• [Data for this exercise]:
================
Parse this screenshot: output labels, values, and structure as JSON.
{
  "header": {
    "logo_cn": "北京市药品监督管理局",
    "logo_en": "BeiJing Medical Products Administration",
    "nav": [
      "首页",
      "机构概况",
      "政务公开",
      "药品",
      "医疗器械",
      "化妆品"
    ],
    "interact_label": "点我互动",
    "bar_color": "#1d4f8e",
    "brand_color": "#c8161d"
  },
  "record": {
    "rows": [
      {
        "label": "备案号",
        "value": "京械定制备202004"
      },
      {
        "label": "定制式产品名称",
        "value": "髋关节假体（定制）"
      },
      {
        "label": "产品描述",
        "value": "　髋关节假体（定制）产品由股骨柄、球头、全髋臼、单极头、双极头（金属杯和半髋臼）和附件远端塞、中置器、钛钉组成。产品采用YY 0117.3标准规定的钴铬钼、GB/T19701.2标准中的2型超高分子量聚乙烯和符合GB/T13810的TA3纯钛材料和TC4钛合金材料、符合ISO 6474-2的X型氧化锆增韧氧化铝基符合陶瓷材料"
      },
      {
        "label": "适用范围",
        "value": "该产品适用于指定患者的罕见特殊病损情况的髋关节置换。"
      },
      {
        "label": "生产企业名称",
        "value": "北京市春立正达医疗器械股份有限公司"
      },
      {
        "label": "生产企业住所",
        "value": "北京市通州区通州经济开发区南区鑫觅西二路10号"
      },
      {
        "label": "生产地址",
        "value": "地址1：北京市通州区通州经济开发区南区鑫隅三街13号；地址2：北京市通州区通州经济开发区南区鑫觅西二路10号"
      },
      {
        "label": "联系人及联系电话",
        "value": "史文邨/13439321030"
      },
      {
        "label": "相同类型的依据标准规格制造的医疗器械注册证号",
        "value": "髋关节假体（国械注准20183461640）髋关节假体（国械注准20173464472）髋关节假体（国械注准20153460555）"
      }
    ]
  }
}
================
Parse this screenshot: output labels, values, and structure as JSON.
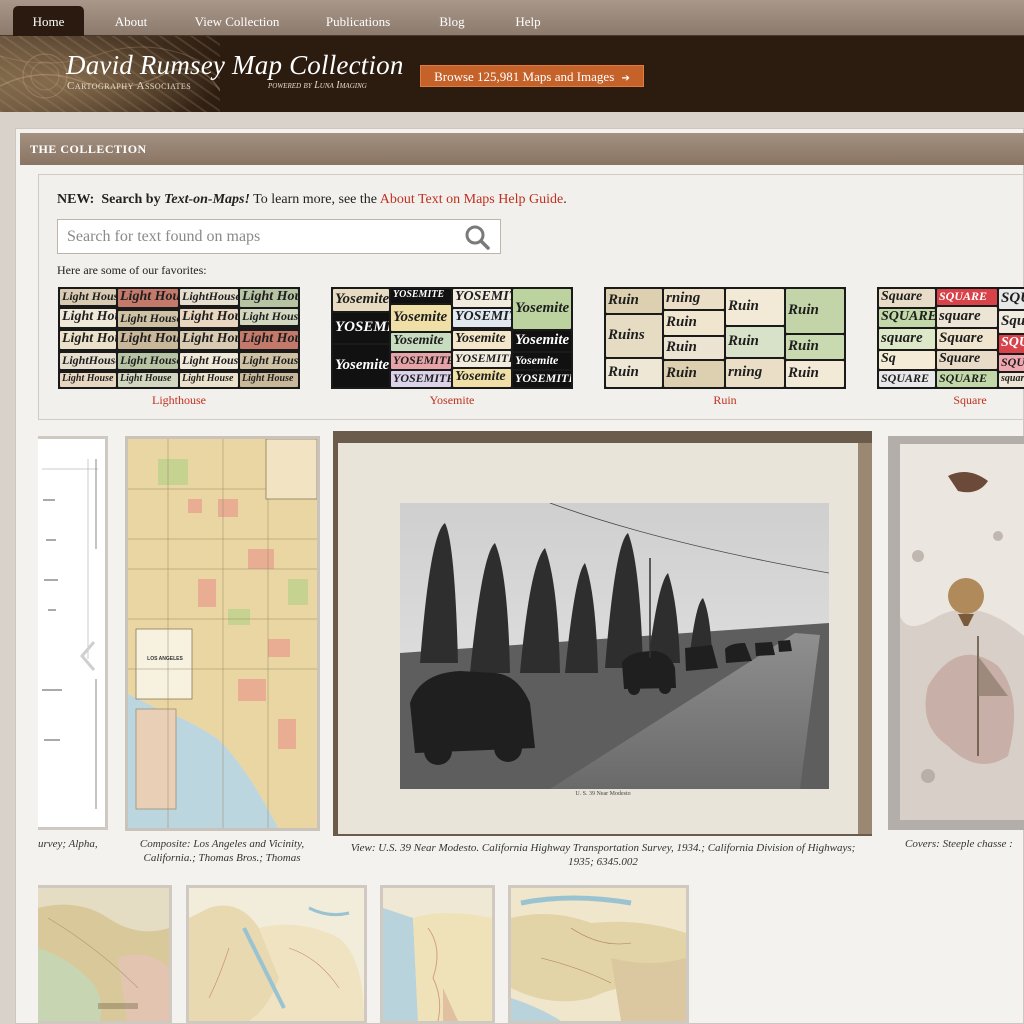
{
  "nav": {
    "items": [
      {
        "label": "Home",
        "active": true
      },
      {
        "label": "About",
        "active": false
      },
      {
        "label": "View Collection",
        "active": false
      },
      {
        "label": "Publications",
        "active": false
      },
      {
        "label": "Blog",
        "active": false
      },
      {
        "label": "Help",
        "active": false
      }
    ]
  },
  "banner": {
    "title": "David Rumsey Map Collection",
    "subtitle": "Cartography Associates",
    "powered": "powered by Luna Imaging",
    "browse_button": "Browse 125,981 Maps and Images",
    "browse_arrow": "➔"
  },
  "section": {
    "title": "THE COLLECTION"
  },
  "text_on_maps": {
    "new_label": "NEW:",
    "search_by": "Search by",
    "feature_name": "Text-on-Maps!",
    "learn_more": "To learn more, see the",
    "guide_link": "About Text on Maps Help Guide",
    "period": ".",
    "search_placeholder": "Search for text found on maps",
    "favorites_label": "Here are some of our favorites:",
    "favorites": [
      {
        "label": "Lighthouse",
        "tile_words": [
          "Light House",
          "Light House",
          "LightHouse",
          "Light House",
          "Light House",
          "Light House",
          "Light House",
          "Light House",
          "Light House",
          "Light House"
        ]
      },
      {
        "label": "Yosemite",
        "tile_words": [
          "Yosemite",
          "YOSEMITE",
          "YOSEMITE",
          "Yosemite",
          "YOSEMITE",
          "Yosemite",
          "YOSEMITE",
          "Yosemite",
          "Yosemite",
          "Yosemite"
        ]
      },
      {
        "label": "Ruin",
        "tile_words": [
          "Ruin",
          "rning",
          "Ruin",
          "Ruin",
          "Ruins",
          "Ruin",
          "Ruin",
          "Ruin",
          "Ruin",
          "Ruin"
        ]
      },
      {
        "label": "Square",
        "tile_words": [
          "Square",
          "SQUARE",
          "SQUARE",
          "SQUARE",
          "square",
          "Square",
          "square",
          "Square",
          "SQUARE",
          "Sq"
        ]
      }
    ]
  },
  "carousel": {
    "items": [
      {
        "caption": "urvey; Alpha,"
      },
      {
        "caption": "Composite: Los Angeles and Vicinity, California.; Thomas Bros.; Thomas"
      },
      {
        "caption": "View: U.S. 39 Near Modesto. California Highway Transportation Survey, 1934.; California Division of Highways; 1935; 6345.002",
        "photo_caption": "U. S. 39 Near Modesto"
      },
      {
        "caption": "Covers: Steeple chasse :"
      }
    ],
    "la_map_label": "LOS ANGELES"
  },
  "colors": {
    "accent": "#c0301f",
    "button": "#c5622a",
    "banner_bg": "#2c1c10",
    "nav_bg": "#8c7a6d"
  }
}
================
• [Exercise goal]: Determine the count of lines in the data above with the string "California" in them, and give that count alone.

• [Finished task]: 2